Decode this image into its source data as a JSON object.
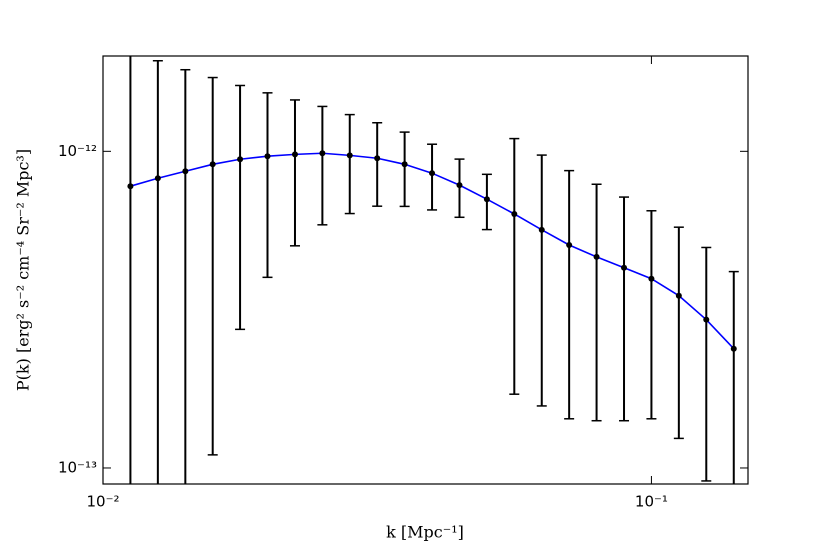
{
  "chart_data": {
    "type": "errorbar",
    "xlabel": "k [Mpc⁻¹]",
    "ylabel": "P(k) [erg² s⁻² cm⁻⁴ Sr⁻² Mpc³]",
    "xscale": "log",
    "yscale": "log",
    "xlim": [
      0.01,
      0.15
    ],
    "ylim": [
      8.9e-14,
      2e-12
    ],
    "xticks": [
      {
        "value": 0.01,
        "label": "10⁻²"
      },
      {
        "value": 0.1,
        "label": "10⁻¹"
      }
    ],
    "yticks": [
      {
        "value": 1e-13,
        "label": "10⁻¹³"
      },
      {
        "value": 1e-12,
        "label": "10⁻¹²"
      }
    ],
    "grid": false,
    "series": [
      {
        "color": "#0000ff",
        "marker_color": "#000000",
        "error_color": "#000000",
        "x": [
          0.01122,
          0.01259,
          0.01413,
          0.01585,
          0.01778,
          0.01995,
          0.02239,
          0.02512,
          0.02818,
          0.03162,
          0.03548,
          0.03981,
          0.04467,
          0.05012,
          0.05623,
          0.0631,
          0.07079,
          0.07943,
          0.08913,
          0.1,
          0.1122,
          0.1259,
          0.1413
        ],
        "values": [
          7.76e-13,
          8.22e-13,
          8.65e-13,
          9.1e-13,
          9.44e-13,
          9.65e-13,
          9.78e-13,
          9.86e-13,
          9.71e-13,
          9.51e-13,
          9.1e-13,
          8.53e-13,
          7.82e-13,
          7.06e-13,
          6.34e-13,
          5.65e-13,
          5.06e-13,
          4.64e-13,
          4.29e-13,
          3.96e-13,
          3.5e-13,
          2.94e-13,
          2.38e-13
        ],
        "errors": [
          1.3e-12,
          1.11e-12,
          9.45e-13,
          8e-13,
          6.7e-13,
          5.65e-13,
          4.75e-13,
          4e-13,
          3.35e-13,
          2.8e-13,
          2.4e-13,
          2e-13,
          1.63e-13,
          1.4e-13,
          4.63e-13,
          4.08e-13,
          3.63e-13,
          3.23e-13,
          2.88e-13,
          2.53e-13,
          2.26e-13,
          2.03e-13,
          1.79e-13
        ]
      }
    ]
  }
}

----------

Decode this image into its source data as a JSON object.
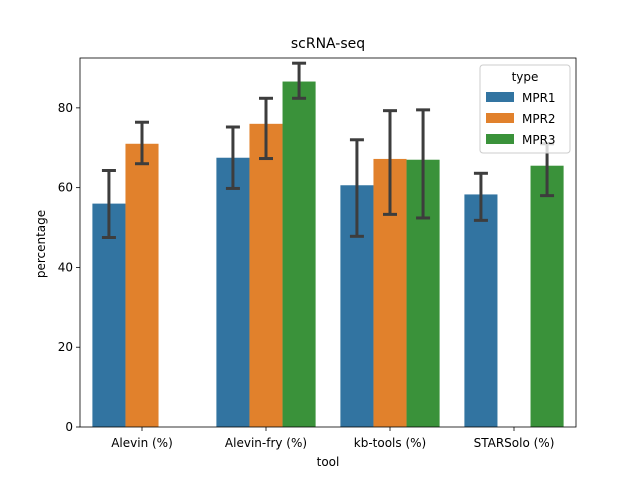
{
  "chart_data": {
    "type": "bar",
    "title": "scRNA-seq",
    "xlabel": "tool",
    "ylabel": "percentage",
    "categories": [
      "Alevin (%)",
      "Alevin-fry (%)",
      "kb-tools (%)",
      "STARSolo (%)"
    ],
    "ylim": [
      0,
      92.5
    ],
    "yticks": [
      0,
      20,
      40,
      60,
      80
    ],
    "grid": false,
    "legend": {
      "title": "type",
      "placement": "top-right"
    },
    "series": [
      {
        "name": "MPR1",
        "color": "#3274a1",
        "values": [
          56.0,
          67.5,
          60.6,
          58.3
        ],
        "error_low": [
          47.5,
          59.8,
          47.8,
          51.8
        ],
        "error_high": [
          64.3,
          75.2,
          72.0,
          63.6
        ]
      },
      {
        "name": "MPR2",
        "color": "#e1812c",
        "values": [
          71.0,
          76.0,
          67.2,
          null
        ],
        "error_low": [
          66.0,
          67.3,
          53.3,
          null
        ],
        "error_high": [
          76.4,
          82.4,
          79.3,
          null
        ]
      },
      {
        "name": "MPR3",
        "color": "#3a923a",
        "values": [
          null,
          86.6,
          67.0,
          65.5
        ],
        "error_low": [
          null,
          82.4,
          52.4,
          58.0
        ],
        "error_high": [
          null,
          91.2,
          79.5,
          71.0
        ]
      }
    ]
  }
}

----------

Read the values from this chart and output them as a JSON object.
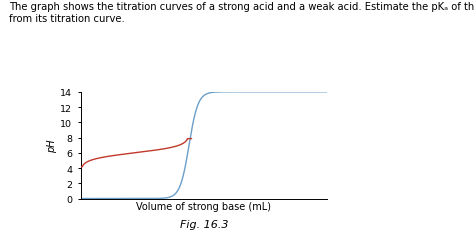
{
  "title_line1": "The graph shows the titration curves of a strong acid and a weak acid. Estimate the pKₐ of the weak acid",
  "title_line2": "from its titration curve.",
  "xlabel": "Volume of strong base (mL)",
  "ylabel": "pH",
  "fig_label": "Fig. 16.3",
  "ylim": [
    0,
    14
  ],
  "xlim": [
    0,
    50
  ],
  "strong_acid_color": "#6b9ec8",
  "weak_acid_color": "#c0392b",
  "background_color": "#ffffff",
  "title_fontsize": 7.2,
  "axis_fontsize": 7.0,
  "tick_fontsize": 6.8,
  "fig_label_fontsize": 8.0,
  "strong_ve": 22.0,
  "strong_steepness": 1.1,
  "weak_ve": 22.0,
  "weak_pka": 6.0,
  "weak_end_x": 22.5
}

----------

**Short exercise**
Leave out every line without the string "from" and copy the rest.

**Exercise answer**
Read the values from this chart and output them as a JSON object.
  "title_line2": "from its titration curve.",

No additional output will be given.